Directive → Copy each line below in which the string "neolitice" occurs.

Raw records →
----------

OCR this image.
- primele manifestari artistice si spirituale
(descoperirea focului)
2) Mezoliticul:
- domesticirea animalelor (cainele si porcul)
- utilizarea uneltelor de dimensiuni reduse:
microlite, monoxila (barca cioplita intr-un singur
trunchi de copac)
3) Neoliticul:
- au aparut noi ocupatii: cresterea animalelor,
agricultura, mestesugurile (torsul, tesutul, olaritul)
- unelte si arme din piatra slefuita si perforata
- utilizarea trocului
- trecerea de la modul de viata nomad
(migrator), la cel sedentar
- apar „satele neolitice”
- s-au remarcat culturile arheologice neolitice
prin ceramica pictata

----------

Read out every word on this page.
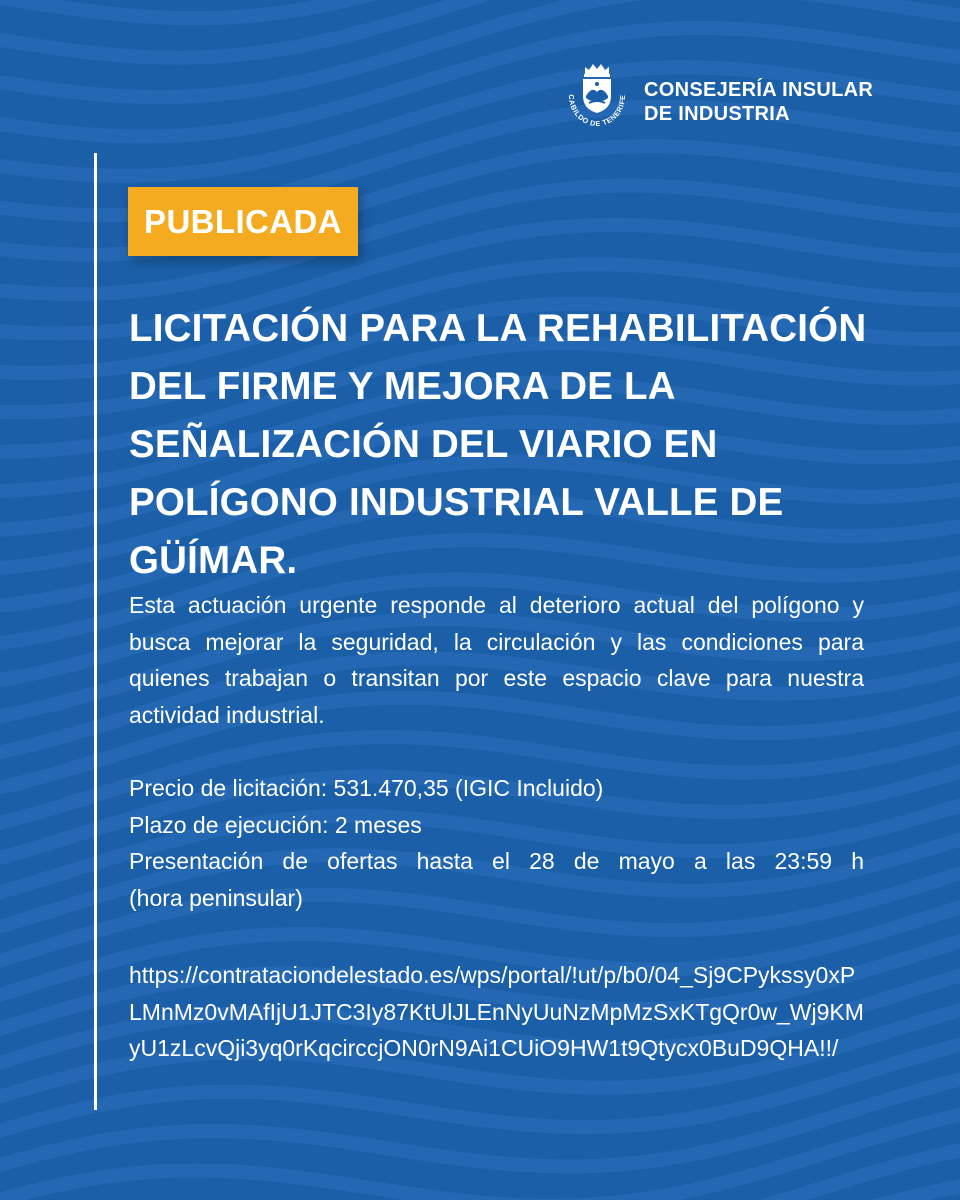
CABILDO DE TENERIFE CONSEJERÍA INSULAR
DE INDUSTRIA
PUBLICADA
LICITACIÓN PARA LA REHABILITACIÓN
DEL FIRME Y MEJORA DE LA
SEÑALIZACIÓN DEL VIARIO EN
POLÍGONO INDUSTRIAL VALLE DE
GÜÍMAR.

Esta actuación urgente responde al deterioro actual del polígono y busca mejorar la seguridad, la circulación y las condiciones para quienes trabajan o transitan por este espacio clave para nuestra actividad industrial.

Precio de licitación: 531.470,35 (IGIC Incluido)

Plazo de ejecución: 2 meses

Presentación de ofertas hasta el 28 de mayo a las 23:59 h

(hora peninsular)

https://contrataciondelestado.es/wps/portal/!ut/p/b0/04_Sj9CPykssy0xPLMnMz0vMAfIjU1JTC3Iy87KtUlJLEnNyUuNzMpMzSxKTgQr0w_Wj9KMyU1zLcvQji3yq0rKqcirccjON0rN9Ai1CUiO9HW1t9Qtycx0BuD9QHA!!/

----------

Expected output →
- apar „satele neolitice”
- s-au remarcat culturile arheologice neolitice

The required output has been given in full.